Requirements: Scan the records for the word "untuk". Copy each line that includes it.

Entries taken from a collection
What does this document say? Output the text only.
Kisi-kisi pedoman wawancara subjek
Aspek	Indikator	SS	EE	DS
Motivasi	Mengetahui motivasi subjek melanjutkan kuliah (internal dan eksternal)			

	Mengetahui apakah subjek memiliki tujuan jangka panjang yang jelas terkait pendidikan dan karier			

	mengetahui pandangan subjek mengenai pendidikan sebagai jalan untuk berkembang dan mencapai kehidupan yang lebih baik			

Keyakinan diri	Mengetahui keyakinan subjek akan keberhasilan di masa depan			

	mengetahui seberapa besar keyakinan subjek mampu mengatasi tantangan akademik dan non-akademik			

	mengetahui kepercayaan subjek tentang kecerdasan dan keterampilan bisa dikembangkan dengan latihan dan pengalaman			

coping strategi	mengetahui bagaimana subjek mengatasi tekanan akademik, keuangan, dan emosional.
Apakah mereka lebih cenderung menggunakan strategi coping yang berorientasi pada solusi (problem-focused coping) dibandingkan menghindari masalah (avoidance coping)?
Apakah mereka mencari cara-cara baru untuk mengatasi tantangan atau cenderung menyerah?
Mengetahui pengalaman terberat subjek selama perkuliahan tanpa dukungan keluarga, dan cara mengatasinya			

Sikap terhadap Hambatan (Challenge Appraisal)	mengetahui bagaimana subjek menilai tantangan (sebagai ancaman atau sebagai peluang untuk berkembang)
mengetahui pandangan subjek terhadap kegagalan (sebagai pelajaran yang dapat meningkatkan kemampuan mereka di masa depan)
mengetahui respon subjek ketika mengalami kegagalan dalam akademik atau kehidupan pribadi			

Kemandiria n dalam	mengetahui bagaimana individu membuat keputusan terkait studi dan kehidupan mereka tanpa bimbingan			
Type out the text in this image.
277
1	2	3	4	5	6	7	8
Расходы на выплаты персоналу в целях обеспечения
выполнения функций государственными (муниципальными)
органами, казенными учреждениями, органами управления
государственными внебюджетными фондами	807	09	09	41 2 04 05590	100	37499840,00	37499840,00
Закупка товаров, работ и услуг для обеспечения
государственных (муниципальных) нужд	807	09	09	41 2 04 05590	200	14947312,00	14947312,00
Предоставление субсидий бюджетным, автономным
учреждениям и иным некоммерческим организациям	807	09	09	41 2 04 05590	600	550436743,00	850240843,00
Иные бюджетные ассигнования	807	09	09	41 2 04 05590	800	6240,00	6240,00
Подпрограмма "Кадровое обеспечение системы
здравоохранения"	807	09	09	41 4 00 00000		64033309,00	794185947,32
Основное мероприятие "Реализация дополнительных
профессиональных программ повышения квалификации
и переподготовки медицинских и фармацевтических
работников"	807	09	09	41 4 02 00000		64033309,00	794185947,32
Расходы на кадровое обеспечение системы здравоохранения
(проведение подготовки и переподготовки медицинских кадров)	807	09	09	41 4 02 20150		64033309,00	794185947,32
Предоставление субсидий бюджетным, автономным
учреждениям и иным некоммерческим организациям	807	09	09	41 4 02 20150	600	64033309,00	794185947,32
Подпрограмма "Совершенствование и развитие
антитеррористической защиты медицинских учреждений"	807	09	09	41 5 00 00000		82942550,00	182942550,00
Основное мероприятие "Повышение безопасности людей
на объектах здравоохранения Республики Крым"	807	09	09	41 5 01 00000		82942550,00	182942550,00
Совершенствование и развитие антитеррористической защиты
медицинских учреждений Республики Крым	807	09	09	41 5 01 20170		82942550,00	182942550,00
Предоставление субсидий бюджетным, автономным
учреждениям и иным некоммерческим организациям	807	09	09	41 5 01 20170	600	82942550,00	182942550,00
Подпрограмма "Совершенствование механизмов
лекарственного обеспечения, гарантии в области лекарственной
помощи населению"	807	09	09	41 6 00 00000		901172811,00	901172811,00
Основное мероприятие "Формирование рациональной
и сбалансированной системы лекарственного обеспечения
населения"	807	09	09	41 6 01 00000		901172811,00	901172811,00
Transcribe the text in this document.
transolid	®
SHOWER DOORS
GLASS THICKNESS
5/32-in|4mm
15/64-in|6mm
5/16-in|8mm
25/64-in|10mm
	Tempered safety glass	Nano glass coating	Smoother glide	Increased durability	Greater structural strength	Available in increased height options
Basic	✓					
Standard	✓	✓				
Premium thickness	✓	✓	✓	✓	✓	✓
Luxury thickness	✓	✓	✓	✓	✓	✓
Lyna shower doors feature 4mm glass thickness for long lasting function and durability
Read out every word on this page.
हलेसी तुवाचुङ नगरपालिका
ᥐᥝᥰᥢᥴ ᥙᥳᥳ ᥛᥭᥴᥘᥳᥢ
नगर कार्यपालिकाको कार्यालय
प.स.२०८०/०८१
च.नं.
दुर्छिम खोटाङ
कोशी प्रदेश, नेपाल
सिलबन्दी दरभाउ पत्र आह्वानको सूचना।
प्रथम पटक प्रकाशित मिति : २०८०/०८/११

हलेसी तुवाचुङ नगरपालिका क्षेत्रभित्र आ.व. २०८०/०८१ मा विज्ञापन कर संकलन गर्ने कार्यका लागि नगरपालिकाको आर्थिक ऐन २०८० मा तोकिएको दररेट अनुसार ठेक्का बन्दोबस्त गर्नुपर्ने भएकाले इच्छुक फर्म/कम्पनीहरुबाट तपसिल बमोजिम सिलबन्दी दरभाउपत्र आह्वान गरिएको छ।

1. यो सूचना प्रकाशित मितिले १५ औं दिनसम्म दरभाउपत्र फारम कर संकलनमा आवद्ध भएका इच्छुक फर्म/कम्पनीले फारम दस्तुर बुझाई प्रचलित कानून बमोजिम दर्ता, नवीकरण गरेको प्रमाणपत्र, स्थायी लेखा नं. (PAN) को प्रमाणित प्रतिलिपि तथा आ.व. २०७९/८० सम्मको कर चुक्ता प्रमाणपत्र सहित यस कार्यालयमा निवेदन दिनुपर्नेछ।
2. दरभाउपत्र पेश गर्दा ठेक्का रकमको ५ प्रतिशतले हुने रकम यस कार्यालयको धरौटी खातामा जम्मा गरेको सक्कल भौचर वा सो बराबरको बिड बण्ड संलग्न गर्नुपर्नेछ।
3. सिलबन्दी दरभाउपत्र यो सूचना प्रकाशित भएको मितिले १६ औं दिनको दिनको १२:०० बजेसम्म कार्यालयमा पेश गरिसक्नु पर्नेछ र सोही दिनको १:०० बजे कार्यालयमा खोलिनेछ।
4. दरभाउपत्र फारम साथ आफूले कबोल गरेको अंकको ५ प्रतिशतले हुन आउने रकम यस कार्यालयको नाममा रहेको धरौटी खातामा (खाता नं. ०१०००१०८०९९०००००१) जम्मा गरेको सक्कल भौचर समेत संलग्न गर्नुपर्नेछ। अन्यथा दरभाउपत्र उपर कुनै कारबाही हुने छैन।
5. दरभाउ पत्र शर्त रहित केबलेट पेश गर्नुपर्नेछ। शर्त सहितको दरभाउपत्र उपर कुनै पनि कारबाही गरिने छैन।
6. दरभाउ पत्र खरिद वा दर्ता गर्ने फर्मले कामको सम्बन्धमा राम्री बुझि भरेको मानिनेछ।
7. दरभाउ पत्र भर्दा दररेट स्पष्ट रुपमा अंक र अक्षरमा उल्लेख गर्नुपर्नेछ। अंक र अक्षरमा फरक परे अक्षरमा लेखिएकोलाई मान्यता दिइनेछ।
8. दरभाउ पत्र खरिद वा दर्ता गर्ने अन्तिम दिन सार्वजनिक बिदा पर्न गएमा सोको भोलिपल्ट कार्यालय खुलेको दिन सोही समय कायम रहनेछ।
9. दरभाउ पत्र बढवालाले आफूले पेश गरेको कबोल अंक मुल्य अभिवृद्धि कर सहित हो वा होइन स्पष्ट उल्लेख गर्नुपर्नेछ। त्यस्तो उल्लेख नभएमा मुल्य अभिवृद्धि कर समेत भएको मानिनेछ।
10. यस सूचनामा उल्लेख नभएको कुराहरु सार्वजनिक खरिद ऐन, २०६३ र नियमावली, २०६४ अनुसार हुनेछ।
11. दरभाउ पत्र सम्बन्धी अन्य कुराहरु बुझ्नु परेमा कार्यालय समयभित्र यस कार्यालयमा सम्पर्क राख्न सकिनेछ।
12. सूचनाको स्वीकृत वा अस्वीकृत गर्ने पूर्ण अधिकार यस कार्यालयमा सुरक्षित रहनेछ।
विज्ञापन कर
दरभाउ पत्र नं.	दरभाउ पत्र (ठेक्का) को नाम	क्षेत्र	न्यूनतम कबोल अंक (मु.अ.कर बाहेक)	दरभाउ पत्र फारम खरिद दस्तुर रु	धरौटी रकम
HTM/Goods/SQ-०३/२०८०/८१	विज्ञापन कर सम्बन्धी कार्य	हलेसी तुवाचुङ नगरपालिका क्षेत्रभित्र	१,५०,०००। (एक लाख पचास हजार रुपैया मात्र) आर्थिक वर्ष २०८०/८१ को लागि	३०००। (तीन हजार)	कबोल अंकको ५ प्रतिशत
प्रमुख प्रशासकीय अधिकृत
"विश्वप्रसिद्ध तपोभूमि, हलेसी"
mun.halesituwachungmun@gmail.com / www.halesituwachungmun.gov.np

Solution for this problem:
	mengetahui pandangan subjek mengenai pendidikan sebagai jalan untuk berkembang dan mencapai kehidupan yang lebih baik			
Apakah mereka mencari cara-cara baru untuk mengatasi tantangan atau cenderung menyerah?
Sikap terhadap Hambatan (Challenge Appraisal)	mengetahui bagaimana subjek menilai tantangan (sebagai ancaman atau sebagai peluang untuk berkembang)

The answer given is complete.